Problem description → Once the pictures are set aside, transcribe the remaining data exactly.

Entries supplied →
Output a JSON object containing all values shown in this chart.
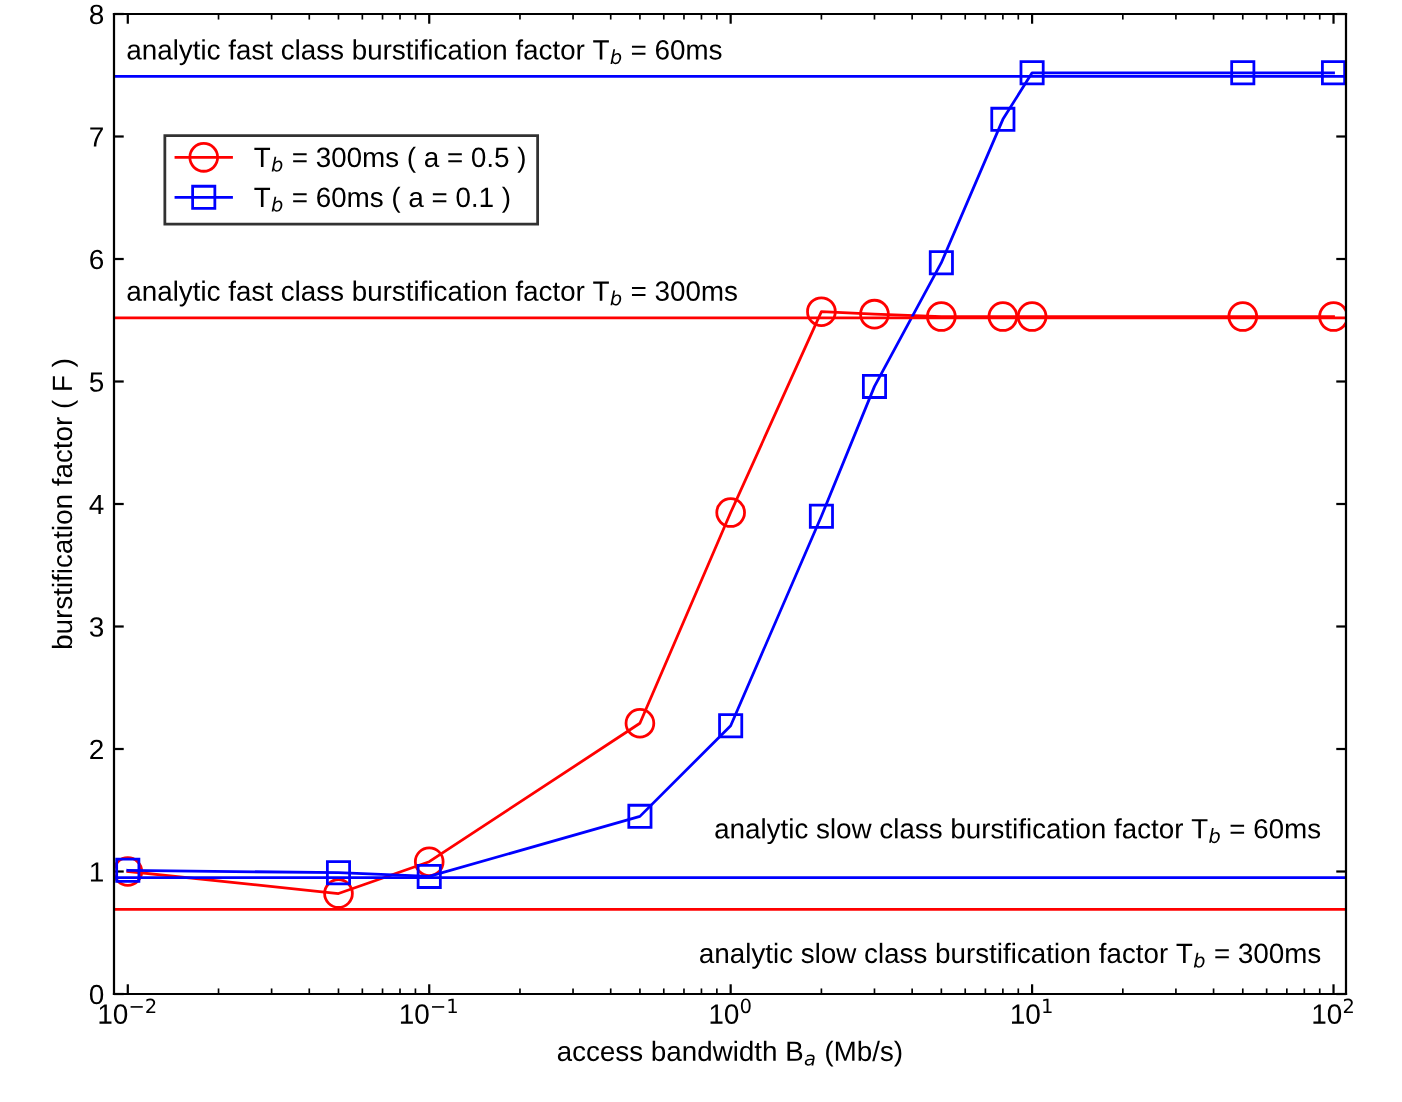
{
  "chart_data": {
    "type": "line",
    "xlabel": "access bandwidth B$_{a}$ (Mb/s)",
    "ylabel": "burstification factor ( F )",
    "log": "x",
    "xlim": [
      0.009,
      110
    ],
    "xticks": [
      {
        "value": 0.01,
        "label": "10$^{−2}$"
      },
      {
        "value": 0.1,
        "label": "10$^{−1}$"
      },
      {
        "value": 1,
        "label": "10$^{0}$"
      },
      {
        "value": 10,
        "label": "10$^{1}$"
      },
      {
        "value": 100,
        "label": "10$^{2}$"
      }
    ],
    "ylim": [
      0,
      8
    ],
    "yticks": [
      0,
      1,
      2,
      3,
      4,
      5,
      6,
      7,
      8
    ],
    "grid": false,
    "legend": "top left",
    "line_style": "solid",
    "x": [
      0.01,
      0.05,
      0.1,
      0.5,
      1,
      2,
      3,
      5,
      8,
      10,
      50,
      100
    ],
    "series": [
      {
        "name": "T$_{b}$ = 300ms ( a = 0.5 )",
        "color": "#ff0000",
        "marker": "circle",
        "values": [
          1.0,
          0.82,
          1.08,
          2.21,
          3.93,
          5.57,
          5.55,
          5.53,
          5.53,
          5.53,
          5.53,
          5.53
        ]
      },
      {
        "name": "T$_{b}$ = 60ms ( a = 0.1 )",
        "color": "#0000ff",
        "marker": "square",
        "values": [
          1.01,
          0.99,
          0.96,
          1.45,
          2.19,
          3.9,
          4.96,
          5.97,
          7.14,
          7.52,
          7.52,
          7.52
        ]
      }
    ],
    "ref_lines": [
      {
        "axis": "y",
        "value": 7.49,
        "color": "#0000ff"
      },
      {
        "axis": "y",
        "value": 5.52,
        "color": "#ff0000"
      },
      {
        "axis": "y",
        "value": 0.95,
        "color": "#0000ff"
      },
      {
        "axis": "y",
        "value": 0.69,
        "color": "#ff0000"
      }
    ],
    "annotations": [
      {
        "text": "analytic fast class burstification factor T$_{b}$ = 60ms",
        "y": 7.49
      },
      {
        "text": "analytic fast class burstification factor T$_{b}$ = 300ms",
        "y": 5.52
      },
      {
        "text": "analytic slow class burstification factor T$_{b}$ = 60ms",
        "y": 0.95
      },
      {
        "text": "analytic slow class burstification factor T$_{b}$ = 300ms",
        "y": 0.69
      }
    ]
  }
}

Answer →
Output a JSON object containing all values shown in this chart.
{
  "chart_data": {
    "type": "line",
    "xlabel": "access bandwidth B$_{a}$ (Mb/s)",
    "ylabel": "burstification factor ( F )",
    "log": "x",
    "xlim": [
      0.009,
      110
    ],
    "xticks": [
      {
        "value": 0.01,
        "label": "10$^{−2}$"
      },
      {
        "value": 0.1,
        "label": "10$^{−1}$"
      },
      {
        "value": 1,
        "label": "10$^{0}$"
      },
      {
        "value": 10,
        "label": "10$^{1}$"
      },
      {
        "value": 100,
        "label": "10$^{2}$"
      }
    ],
    "ylim": [
      0,
      8
    ],
    "yticks": [
      0,
      1,
      2,
      3,
      4,
      5,
      6,
      7,
      8
    ],
    "grid": false,
    "legend": "top left",
    "line_style": "solid",
    "x": [
      0.01,
      0.05,
      0.1,
      0.5,
      1,
      2,
      3,
      5,
      8,
      10,
      50,
      100
    ],
    "series": [
      {
        "name": "T$_{b}$ = 300ms ( a = 0.5 )",
        "color": "#ff0000",
        "marker": "circle",
        "values": [
          1.0,
          0.82,
          1.08,
          2.21,
          3.93,
          5.57,
          5.55,
          5.53,
          5.53,
          5.53,
          5.53,
          5.53
        ]
      },
      {
        "name": "T$_{b}$ = 60ms ( a = 0.1 )",
        "color": "#0000ff",
        "marker": "square",
        "values": [
          1.01,
          0.99,
          0.96,
          1.45,
          2.19,
          3.9,
          4.96,
          5.97,
          7.14,
          7.52,
          7.52,
          7.52
        ]
      }
    ],
    "ref_lines": [
      {
        "axis": "y",
        "value": 7.49,
        "color": "#0000ff"
      },
      {
        "axis": "y",
        "value": 5.52,
        "color": "#ff0000"
      },
      {
        "axis": "y",
        "value": 0.95,
        "color": "#0000ff"
      },
      {
        "axis": "y",
        "value": 0.69,
        "color": "#ff0000"
      }
    ],
    "annotations": [
      {
        "text": "analytic fast class burstification factor T$_{b}$ = 60ms",
        "y": 7.49
      },
      {
        "text": "analytic fast class burstification factor T$_{b}$ = 300ms",
        "y": 5.52
      },
      {
        "text": "analytic slow class burstification factor T$_{b}$ = 60ms",
        "y": 0.95
      },
      {
        "text": "analytic slow class burstification factor T$_{b}$ = 300ms",
        "y": 0.69
      }
    ]
  }
}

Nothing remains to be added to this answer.